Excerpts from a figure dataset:
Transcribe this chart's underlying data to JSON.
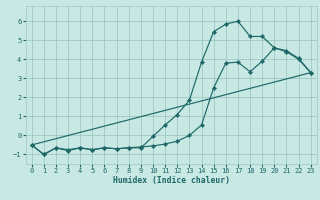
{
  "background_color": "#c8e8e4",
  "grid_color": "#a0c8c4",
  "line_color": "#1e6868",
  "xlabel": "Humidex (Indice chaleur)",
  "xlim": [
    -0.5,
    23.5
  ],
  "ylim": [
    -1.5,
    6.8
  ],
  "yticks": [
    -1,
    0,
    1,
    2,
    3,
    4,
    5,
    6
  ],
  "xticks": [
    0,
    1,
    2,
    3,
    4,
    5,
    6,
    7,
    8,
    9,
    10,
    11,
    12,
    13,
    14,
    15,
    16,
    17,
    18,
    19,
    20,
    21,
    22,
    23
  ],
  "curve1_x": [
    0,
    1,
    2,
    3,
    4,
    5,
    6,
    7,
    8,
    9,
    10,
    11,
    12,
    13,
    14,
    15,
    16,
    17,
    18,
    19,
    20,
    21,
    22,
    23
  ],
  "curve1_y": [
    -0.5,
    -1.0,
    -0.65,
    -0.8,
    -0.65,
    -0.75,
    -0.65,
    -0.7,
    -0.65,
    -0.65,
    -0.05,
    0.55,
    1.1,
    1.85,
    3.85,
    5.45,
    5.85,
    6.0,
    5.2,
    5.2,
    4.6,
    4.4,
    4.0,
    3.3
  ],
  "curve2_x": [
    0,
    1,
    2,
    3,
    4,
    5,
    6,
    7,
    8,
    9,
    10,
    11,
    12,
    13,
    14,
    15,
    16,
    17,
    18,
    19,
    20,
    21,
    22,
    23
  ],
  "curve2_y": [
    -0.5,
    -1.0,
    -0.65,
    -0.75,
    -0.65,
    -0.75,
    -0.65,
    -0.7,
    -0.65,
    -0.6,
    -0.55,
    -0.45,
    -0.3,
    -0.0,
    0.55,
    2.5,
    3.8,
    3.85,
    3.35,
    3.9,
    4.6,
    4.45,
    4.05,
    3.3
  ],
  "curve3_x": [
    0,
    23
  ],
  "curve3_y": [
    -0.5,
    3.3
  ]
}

* * *

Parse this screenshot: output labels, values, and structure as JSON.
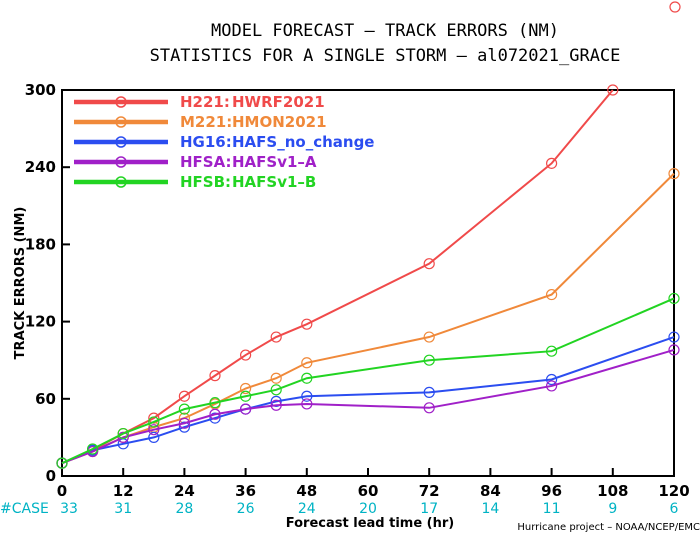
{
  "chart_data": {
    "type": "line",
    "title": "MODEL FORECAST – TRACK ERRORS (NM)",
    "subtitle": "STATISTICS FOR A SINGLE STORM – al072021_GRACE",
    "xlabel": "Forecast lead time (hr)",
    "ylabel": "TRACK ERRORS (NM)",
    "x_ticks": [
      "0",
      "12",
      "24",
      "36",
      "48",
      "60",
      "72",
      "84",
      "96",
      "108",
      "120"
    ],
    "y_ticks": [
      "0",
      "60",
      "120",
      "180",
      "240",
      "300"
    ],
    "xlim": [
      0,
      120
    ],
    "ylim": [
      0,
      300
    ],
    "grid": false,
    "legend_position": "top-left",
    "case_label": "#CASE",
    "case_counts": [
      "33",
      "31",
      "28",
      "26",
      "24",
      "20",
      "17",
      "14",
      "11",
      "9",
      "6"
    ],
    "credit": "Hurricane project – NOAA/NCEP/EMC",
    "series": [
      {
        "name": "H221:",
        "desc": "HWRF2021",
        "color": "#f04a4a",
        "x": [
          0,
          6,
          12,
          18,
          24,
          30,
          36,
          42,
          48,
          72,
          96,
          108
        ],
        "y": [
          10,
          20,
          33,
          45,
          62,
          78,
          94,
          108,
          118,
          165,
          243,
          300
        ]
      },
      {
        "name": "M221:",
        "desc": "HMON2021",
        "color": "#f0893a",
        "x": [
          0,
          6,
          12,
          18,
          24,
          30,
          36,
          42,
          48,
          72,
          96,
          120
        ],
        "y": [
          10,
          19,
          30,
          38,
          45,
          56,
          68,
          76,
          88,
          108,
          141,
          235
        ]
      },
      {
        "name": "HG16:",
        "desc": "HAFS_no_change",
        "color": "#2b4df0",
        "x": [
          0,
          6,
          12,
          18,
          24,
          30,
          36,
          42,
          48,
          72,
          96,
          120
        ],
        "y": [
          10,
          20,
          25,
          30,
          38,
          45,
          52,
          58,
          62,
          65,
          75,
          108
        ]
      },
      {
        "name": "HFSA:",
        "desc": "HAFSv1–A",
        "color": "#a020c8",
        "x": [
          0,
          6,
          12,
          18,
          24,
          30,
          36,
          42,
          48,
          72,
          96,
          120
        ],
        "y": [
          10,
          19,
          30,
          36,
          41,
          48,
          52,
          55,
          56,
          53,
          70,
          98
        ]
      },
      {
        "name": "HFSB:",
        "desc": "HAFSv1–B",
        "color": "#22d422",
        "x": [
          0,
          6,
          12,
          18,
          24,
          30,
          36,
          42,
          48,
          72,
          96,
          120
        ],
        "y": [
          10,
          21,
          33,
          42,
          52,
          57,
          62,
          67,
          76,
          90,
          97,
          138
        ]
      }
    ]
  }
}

Objective:
Where a line in the material contains "this", copy that line.

Result of the exercise:
Transcribe this chart's underlying data to JSON.
Parse this screenshot: output labels, values, and structure as JSON.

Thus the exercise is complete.